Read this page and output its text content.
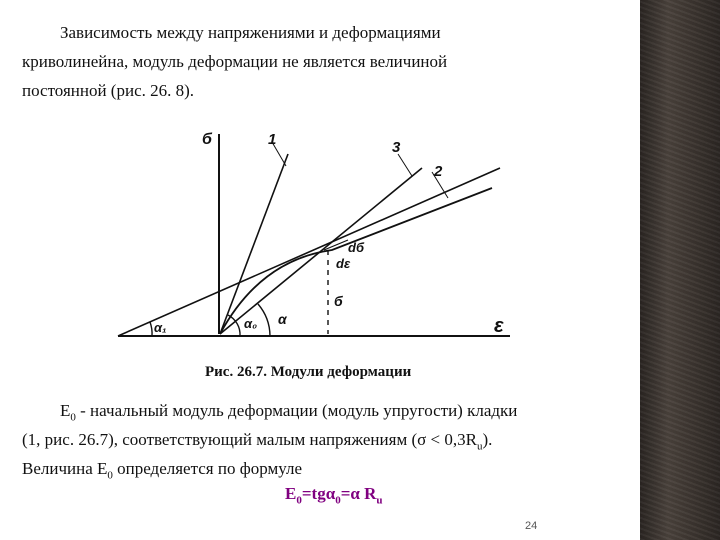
Зависимость между напряжениями и деформациями
криволинейна, модуль деформации не является величиной
постоянной (рис. 26. 8).
б	1	3
2
dб
dε
б
ε
α₁	α₀ α
Рис. 26.7. Модули деформации
$Е_0$ - начальный модуль деформации (модуль упругости) кладки
(1, рис. 26.7), соответствующий малым напряжениям $(\sigma < 0,3R_u)$.
Величина $Е_0$ определяется по формуле
$Е_0=tg\alpha_0=\alpha$ $R_u$
24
+--
▸ **AIM**
Return the material exactly as given, apart from the pictures.

▸ **SOLUTION TO THE PROBLEM**
Read this page and output its text content.
Зависимость между напряжениями и деформациями
криволинейна, модуль деформации не является величиной
постоянной (рис. 26. 8).
б	1	3
2
dб
dε
б
ε
α₁	α₀ α
Рис. 26.7. Модули деформации
$Е_0$ - начальный модуль деформации (модуль упругости) кладки
(1, рис. 26.7), соответствующий малым напряжениям $(\sigma < 0,3R_u)$.
Величина $Е_0$ определяется по формуле
$Е_0=tg\alpha_0=\alpha$ $R_u$
24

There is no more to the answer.